--- START OF Working data ---

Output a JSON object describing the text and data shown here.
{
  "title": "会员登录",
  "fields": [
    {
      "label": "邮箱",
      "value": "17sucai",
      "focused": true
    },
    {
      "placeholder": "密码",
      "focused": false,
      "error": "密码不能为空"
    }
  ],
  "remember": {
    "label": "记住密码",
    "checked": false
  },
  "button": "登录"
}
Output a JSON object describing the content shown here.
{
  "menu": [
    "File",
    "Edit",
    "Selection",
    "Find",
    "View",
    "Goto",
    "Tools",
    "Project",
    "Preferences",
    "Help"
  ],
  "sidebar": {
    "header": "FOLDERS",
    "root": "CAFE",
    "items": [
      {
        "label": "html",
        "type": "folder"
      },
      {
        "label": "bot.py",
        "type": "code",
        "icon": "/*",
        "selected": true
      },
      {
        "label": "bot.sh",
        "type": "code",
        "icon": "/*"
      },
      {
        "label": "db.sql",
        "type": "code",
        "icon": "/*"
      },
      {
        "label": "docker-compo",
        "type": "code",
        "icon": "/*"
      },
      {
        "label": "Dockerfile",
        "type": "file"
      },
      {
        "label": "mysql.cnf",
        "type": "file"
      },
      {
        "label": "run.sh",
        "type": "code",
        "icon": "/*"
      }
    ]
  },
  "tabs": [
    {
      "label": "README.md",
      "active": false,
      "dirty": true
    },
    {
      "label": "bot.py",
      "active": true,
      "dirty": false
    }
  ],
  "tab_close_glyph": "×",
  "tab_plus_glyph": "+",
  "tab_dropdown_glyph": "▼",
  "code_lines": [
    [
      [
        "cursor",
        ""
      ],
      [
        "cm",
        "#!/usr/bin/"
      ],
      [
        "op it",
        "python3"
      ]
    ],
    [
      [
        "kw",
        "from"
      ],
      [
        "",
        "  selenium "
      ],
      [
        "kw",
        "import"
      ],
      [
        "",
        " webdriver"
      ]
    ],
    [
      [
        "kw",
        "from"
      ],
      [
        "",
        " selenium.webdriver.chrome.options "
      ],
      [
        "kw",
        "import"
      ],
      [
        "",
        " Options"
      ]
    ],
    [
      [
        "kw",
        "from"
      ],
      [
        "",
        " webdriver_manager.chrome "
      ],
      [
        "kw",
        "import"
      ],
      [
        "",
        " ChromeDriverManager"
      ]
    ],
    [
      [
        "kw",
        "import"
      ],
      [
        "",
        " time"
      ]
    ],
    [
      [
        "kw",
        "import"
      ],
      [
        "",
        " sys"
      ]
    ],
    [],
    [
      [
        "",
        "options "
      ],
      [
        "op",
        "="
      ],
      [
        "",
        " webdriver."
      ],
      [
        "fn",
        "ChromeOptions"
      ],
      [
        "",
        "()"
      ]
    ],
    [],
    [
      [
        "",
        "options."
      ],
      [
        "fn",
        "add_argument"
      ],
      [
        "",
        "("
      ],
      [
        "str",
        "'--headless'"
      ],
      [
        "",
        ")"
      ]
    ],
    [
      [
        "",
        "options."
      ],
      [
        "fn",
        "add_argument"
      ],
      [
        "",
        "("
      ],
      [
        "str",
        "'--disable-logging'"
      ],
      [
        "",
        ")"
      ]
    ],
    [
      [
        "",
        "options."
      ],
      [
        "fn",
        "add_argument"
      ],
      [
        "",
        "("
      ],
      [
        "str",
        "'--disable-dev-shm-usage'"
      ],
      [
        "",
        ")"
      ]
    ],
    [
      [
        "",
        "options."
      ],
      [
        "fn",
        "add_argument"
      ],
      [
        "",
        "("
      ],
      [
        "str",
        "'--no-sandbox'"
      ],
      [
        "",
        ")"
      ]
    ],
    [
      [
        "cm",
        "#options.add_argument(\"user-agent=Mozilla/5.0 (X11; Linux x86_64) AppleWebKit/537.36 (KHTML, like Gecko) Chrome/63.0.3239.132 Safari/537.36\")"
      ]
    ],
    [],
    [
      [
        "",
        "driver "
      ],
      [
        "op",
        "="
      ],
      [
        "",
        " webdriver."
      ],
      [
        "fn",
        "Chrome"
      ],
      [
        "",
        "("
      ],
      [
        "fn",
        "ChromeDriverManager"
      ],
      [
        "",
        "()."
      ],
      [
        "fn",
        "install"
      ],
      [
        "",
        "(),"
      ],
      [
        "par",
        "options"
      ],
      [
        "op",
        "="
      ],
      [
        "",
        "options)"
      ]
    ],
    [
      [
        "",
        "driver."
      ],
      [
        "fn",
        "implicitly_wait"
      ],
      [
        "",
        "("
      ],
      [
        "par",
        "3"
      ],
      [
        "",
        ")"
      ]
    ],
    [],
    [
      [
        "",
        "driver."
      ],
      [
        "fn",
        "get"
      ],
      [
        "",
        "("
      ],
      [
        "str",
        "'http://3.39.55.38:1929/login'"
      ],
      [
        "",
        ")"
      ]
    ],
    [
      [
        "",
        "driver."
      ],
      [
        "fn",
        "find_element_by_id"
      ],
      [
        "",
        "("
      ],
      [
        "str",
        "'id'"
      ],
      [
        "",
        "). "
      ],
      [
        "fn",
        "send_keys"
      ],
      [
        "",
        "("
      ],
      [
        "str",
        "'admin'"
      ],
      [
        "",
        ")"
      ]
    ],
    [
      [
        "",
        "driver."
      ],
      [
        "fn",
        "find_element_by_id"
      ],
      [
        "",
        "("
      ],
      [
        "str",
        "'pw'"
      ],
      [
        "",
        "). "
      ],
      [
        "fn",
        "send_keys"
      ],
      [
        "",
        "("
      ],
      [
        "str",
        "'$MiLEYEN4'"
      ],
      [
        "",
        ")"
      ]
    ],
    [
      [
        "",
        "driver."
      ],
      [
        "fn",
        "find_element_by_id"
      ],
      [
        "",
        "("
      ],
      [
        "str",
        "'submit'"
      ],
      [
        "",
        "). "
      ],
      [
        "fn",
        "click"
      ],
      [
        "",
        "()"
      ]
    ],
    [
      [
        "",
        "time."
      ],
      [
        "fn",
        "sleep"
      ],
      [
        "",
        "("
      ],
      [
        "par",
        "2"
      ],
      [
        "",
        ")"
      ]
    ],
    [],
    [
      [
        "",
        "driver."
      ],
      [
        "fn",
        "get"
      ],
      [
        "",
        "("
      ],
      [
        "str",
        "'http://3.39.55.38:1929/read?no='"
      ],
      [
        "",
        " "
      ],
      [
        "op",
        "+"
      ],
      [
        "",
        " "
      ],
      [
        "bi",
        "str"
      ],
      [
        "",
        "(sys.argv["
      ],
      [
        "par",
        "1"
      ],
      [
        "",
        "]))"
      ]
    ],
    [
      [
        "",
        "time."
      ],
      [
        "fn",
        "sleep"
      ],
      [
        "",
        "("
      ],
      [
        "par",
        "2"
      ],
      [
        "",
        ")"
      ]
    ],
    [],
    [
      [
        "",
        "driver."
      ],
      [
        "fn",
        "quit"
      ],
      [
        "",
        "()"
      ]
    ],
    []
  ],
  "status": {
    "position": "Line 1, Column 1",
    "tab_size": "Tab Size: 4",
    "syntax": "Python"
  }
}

--- END OF Working data ---

Each record must be returned exactly as it is written.

Output a JSON object describing the text and data shown here.
{
  "title": "会员登录",
  "fields": [
    {
      "label": "邮箱",
      "value": "17sucai",
      "focused": true
    },
    {
      "placeholder": "密码",
      "focused": false,
      "error": "密码不能为空"
    }
  ],
  "remember": {
    "label": "记住密码",
    "checked": false
  },
  "button": "登录"
}
Output a JSON object describing the content shown here.
{
  "menu": [
    "File",
    "Edit",
    "Selection",
    "Find",
    "View",
    "Goto",
    "Tools",
    "Project",
    "Preferences",
    "Help"
  ],
  "sidebar": {
    "header": "FOLDERS",
    "root": "CAFE",
    "items": [
      {
        "label": "html",
        "type": "folder"
      },
      {
        "label": "bot.py",
        "type": "code",
        "icon": "/*",
        "selected": true
      },
      {
        "label": "bot.sh",
        "type": "code",
        "icon": "/*"
      },
      {
        "label": "db.sql",
        "type": "code",
        "icon": "/*"
      },
      {
        "label": "docker-compo",
        "type": "code",
        "icon": "/*"
      },
      {
        "label": "Dockerfile",
        "type": "file"
      },
      {
        "label": "mysql.cnf",
        "type": "file"
      },
      {
        "label": "run.sh",
        "type": "code",
        "icon": "/*"
      }
    ]
  },
  "tabs": [
    {
      "label": "README.md",
      "active": false,
      "dirty": true
    },
    {
      "label": "bot.py",
      "active": true,
      "dirty": false
    }
  ],
  "tab_close_glyph": "×",
  "tab_plus_glyph": "+",
  "tab_dropdown_glyph": "▼",
  "code_lines": [
    [
      [
        "cursor",
        ""
      ],
      [
        "cm",
        "#!/usr/bin/"
      ],
      [
        "op it",
        "python3"
      ]
    ],
    [
      [
        "kw",
        "from"
      ],
      [
        "",
        "  selenium "
      ],
      [
        "kw",
        "import"
      ],
      [
        "",
        " webdriver"
      ]
    ],
    [
      [
        "kw",
        "from"
      ],
      [
        "",
        " selenium.webdriver.chrome.options "
      ],
      [
        "kw",
        "import"
      ],
      [
        "",
        " Options"
      ]
    ],
    [
      [
        "kw",
        "from"
      ],
      [
        "",
        " webdriver_manager.chrome "
      ],
      [
        "kw",
        "import"
      ],
      [
        "",
        " ChromeDriverManager"
      ]
    ],
    [
      [
        "kw",
        "import"
      ],
      [
        "",
        " time"
      ]
    ],
    [
      [
        "kw",
        "import"
      ],
      [
        "",
        " sys"
      ]
    ],
    [],
    [
      [
        "",
        "options "
      ],
      [
        "op",
        "="
      ],
      [
        "",
        " webdriver."
      ],
      [
        "fn",
        "ChromeOptions"
      ],
      [
        "",
        "()"
      ]
    ],
    [],
    [
      [
        "",
        "options."
      ],
      [
        "fn",
        "add_argument"
      ],
      [
        "",
        "("
      ],
      [
        "str",
        "'--headless'"
      ],
      [
        "",
        ")"
      ]
    ],
    [
      [
        "",
        "options."
      ],
      [
        "fn",
        "add_argument"
      ],
      [
        "",
        "("
      ],
      [
        "str",
        "'--disable-logging'"
      ],
      [
        "",
        ")"
      ]
    ],
    [
      [
        "",
        "options."
      ],
      [
        "fn",
        "add_argument"
      ],
      [
        "",
        "("
      ],
      [
        "str",
        "'--disable-dev-shm-usage'"
      ],
      [
        "",
        ")"
      ]
    ],
    [
      [
        "",
        "options."
      ],
      [
        "fn",
        "add_argument"
      ],
      [
        "",
        "("
      ],
      [
        "str",
        "'--no-sandbox'"
      ],
      [
        "",
        ")"
      ]
    ],
    [
      [
        "cm",
        "#options.add_argument(\"user-agent=Mozilla/5.0 (X11; Linux x86_64) AppleWebKit/537.36 (KHTML, like Gecko) Chrome/63.0.3239.132 Safari/537.36\")"
      ]
    ],
    [],
    [
      [
        "",
        "driver "
      ],
      [
        "op",
        "="
      ],
      [
        "",
        " webdriver."
      ],
      [
        "fn",
        "Chrome"
      ],
      [
        "",
        "("
      ],
      [
        "fn",
        "ChromeDriverManager"
      ],
      [
        "",
        "()."
      ],
      [
        "fn",
        "install"
      ],
      [
        "",
        "(),"
      ],
      [
        "par",
        "options"
      ],
      [
        "op",
        "="
      ],
      [
        "",
        "options)"
      ]
    ],
    [
      [
        "",
        "driver."
      ],
      [
        "fn",
        "implicitly_wait"
      ],
      [
        "",
        "("
      ],
      [
        "par",
        "3"
      ],
      [
        "",
        ")"
      ]
    ],
    [],
    [
      [
        "",
        "driver."
      ],
      [
        "fn",
        "get"
      ],
      [
        "",
        "("
      ],
      [
        "str",
        "'http://3.39.55.38:1929/login'"
      ],
      [
        "",
        ")"
      ]
    ],
    [
      [
        "",
        "driver."
      ],
      [
        "fn",
        "find_element_by_id"
      ],
      [
        "",
        "("
      ],
      [
        "str",
        "'id'"
      ],
      [
        "",
        "). "
      ],
      [
        "fn",
        "send_keys"
      ],
      [
        "",
        "("
      ],
      [
        "str",
        "'admin'"
      ],
      [
        "",
        ")"
      ]
    ],
    [
      [
        "",
        "driver."
      ],
      [
        "fn",
        "find_element_by_id"
      ],
      [
        "",
        "("
      ],
      [
        "str",
        "'pw'"
      ],
      [
        "",
        "). "
      ],
      [
        "fn",
        "send_keys"
      ],
      [
        "",
        "("
      ],
      [
        "str",
        "'$MiLEYEN4'"
      ],
      [
        "",
        ")"
      ]
    ],
    [
      [
        "",
        "driver."
      ],
      [
        "fn",
        "find_element_by_id"
      ],
      [
        "",
        "("
      ],
      [
        "str",
        "'submit'"
      ],
      [
        "",
        "). "
      ],
      [
        "fn",
        "click"
      ],
      [
        "",
        "()"
      ]
    ],
    [
      [
        "",
        "time."
      ],
      [
        "fn",
        "sleep"
      ],
      [
        "",
        "("
      ],
      [
        "par",
        "2"
      ],
      [
        "",
        ")"
      ]
    ],
    [],
    [
      [
        "",
        "driver."
      ],
      [
        "fn",
        "get"
      ],
      [
        "",
        "("
      ],
      [
        "str",
        "'http://3.39.55.38:1929/read?no='"
      ],
      [
        "",
        " "
      ],
      [
        "op",
        "+"
      ],
      [
        "",
        " "
      ],
      [
        "bi",
        "str"
      ],
      [
        "",
        "(sys.argv["
      ],
      [
        "par",
        "1"
      ],
      [
        "",
        "]))"
      ]
    ],
    [
      [
        "",
        "time."
      ],
      [
        "fn",
        "sleep"
      ],
      [
        "",
        "("
      ],
      [
        "par",
        "2"
      ],
      [
        "",
        ")"
      ]
    ],
    [],
    [
      [
        "",
        "driver."
      ],
      [
        "fn",
        "quit"
      ],
      [
        "",
        "()"
      ]
    ],
    []
  ],
  "status": {
    "position": "Line 1, Column 1",
    "tab_size": "Tab Size: 4",
    "syntax": "Python"
  }
}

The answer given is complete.